Omit the pictures and return every entry exactly as written.

* begin DATA PROVIDED *

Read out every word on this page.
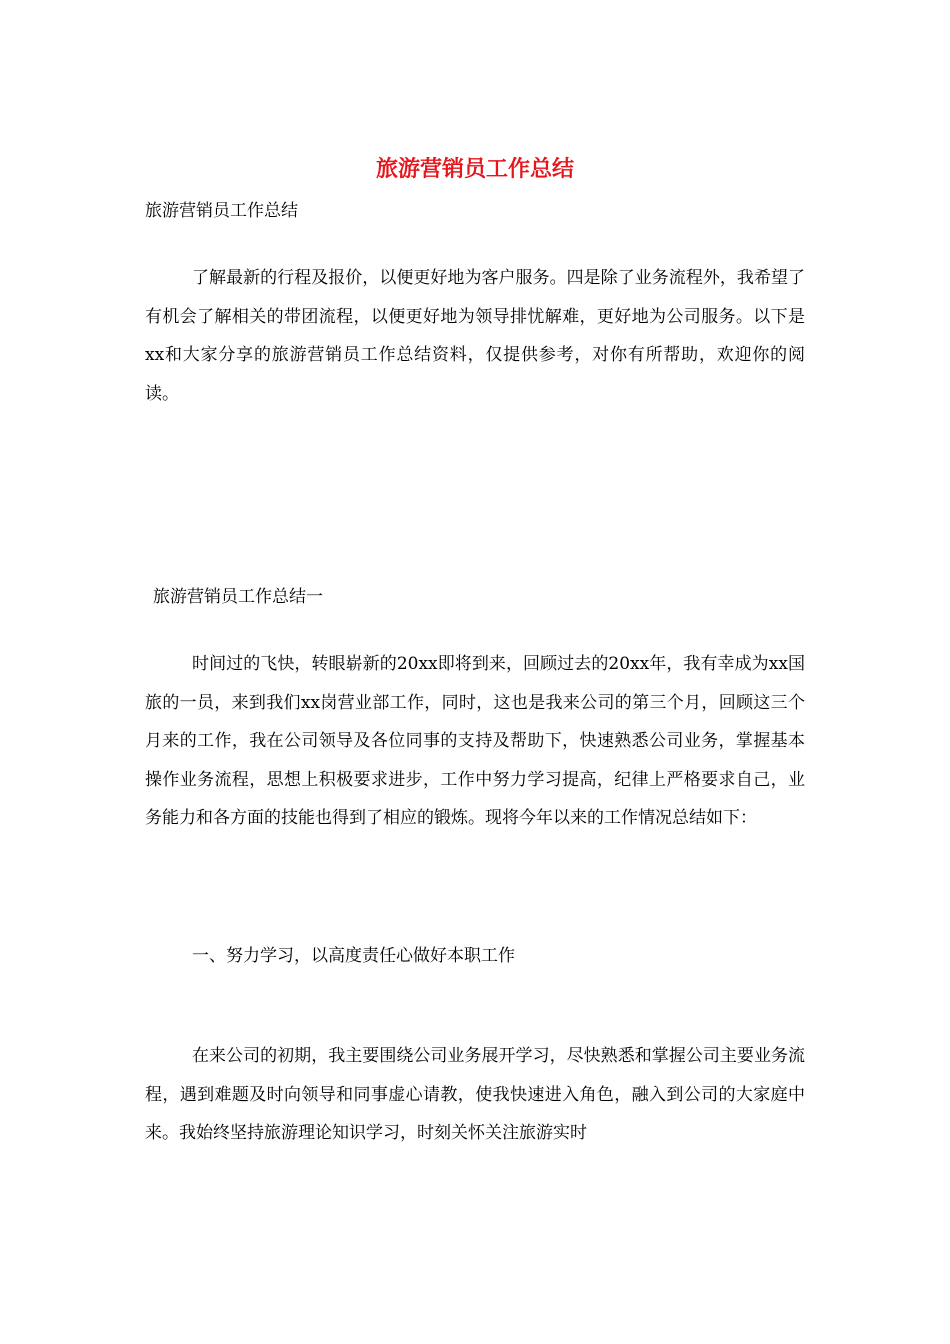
旅游营销员工作总结
旅游营销员工作总结
了解最新的行程及报价，以便更好地为客户服务。四是除了业务流程外，我希望了有机会了解相关的带团流程，以便更好地为领导排忧解难，更好地为公司服务。以下是xx和大家分享的旅游营销员工作总结资料，仅提供参考，对你有所帮助，欢迎你的阅读。
旅游营销员工作总结一
时间过的飞快，转眼崭新的20xx即将到来，回顾过去的20xx年，我有幸成为xx国旅的一员，来到我们xx岗营业部工作，同时，这也是我来公司的第三个月，回顾这三个月来的工作，我在公司领导及各位同事的支持及帮助下，快速熟悉公司业务，掌握基本操作业务流程，思想上积极要求进步，工作中努力学习提高，纪律上严格要求自己，业务能力和各方面的技能也得到了相应的锻炼。现将今年以来的工作情况总结如下：
一、努力学习，以高度责任心做好本职工作
在来公司的初期，我主要围绕公司业务展开学习，尽快熟悉和掌握公司主要业务流程，遇到难题及时向领导和同事虚心请教，使我快速进入角色，融入到公司的大家庭中来。我始终坚持旅游理论知识学习，时刻关怀关注旅游实时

* end DATA PROVIDED *

» ANSWER:
Read out every word on this page.
旅游营销员工作总结
旅游营销员工作总结
了解最新的行程及报价，以便更好地为客户服务。四是除了业务流程外，我希望了有机会了解相关的带团流程，以便更好地为领导排忧解难，更好地为公司服务。以下是xx和大家分享的旅游营销员工作总结资料，仅提供参考，对你有所帮助，欢迎你的阅读。
旅游营销员工作总结一
时间过的飞快，转眼崭新的20xx即将到来，回顾过去的20xx年，我有幸成为xx国旅的一员，来到我们xx岗营业部工作，同时，这也是我来公司的第三个月，回顾这三个月来的工作，我在公司领导及各位同事的支持及帮助下，快速熟悉公司业务，掌握基本操作业务流程，思想上积极要求进步，工作中努力学习提高，纪律上严格要求自己，业务能力和各方面的技能也得到了相应的锻炼。现将今年以来的工作情况总结如下：
一、努力学习，以高度责任心做好本职工作
在来公司的初期，我主要围绕公司业务展开学习，尽快熟悉和掌握公司主要业务流程，遇到难题及时向领导和同事虚心请教，使我快速进入角色，融入到公司的大家庭中来。我始终坚持旅游理论知识学习，时刻关怀关注旅游实时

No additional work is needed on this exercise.